The exercise — Using the listing beneath this task, count the lines with the word "your" and write only the result.

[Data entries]

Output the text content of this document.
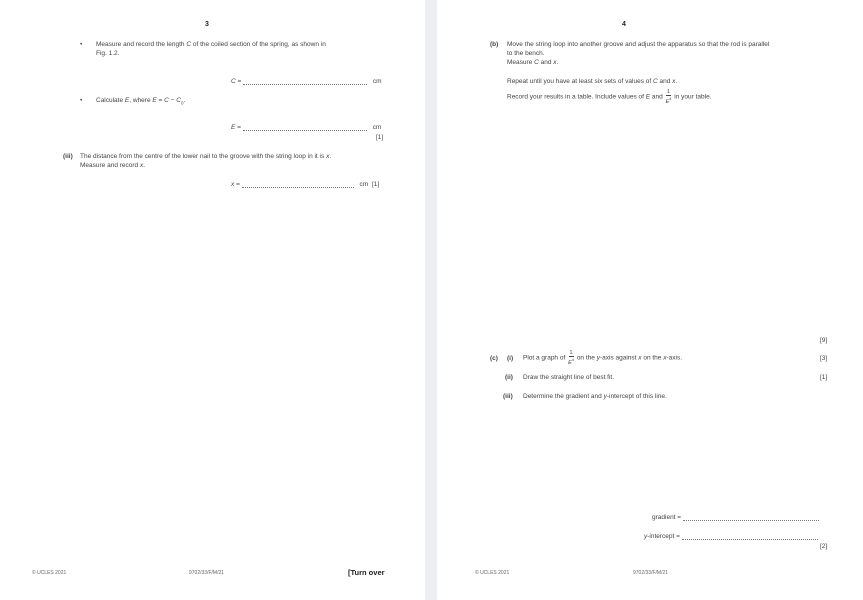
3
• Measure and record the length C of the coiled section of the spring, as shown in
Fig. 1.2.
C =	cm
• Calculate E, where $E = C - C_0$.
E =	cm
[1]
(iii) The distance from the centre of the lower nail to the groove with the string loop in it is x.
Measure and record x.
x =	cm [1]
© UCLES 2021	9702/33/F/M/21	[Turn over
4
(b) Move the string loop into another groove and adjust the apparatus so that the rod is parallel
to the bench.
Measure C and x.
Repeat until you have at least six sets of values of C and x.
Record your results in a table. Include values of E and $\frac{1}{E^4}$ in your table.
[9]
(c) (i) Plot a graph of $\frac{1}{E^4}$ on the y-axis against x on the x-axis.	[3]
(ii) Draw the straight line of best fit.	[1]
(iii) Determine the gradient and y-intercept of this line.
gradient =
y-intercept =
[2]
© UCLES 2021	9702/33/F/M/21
...
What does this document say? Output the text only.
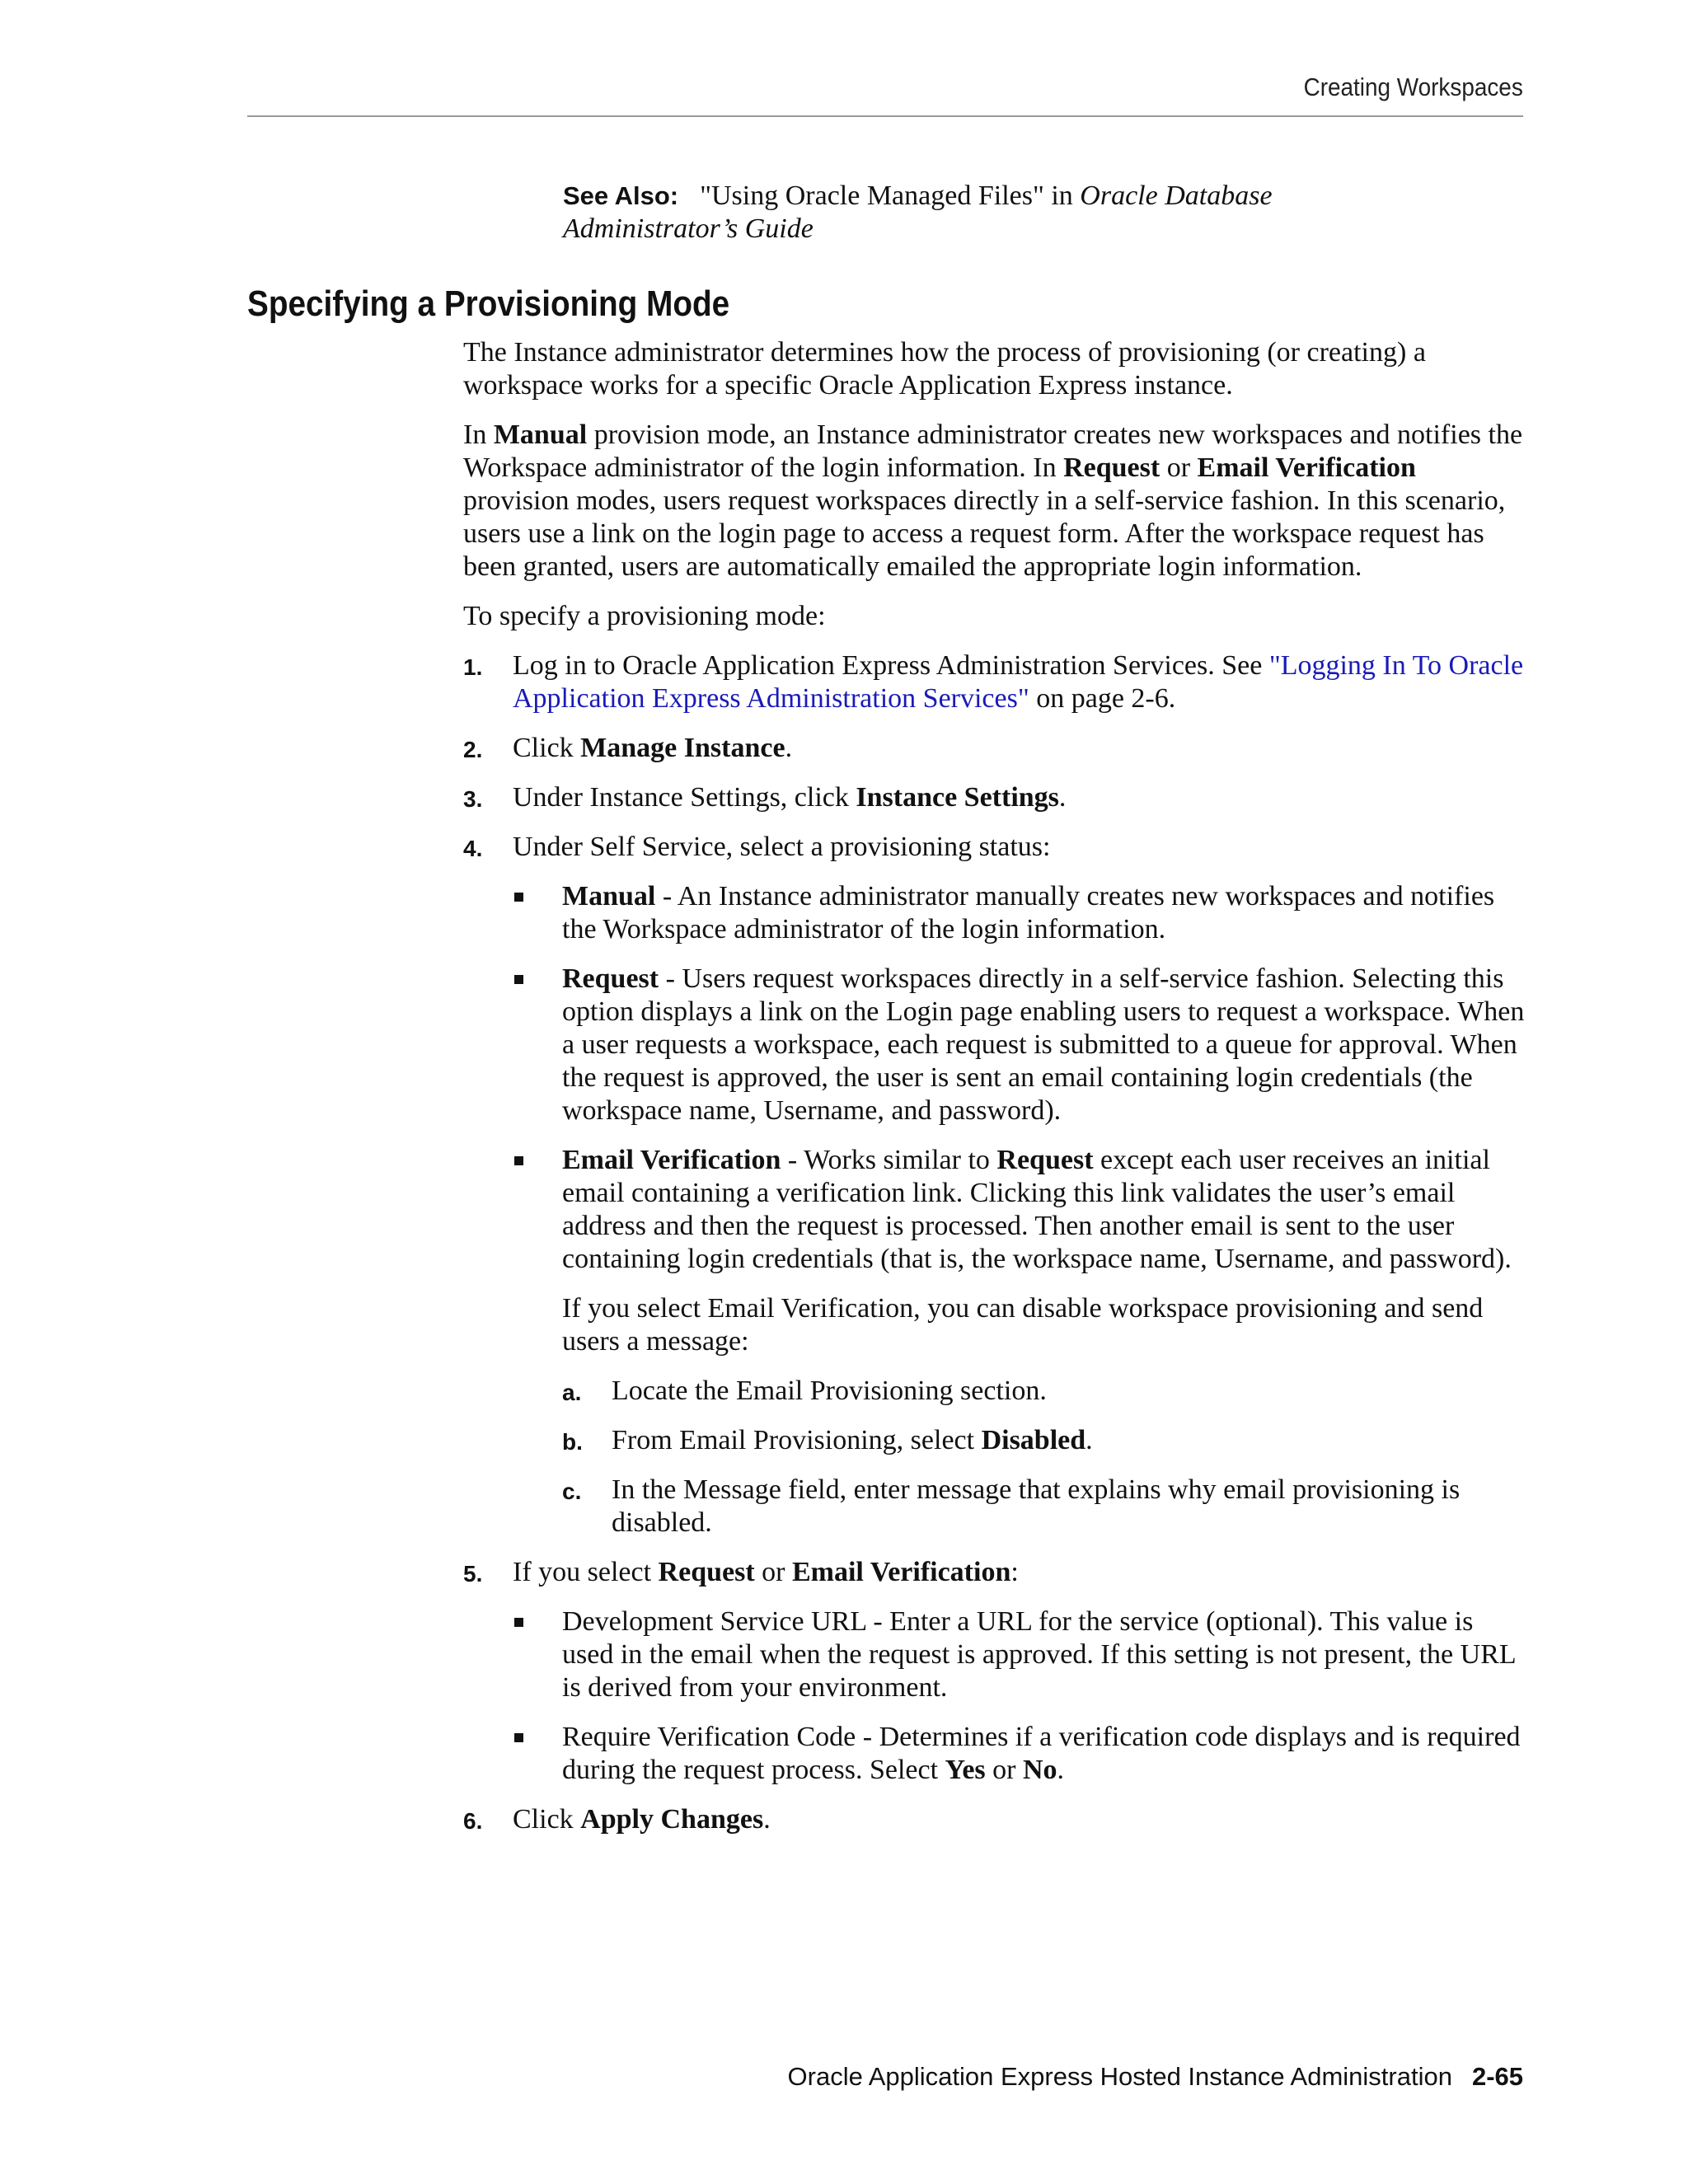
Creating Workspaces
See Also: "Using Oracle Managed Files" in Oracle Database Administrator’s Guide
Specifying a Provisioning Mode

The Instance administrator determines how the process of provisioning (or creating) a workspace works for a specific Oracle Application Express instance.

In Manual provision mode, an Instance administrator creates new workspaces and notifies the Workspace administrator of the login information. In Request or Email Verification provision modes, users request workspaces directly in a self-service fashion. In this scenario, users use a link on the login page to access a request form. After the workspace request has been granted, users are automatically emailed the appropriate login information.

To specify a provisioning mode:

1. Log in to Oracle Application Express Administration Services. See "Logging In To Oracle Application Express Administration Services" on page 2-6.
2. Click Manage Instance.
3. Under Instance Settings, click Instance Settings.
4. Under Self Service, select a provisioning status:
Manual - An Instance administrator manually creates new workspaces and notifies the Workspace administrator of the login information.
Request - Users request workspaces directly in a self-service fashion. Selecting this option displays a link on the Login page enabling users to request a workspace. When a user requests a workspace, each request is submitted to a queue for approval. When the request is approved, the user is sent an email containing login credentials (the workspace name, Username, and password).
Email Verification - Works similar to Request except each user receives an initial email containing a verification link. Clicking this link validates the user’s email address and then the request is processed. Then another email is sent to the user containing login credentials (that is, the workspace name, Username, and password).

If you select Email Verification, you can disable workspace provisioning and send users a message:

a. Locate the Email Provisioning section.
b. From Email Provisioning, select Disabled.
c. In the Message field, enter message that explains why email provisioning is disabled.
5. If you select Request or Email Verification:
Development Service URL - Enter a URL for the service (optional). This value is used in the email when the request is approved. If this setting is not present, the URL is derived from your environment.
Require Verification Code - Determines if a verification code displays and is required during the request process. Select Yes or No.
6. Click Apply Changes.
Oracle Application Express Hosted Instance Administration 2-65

In response — 2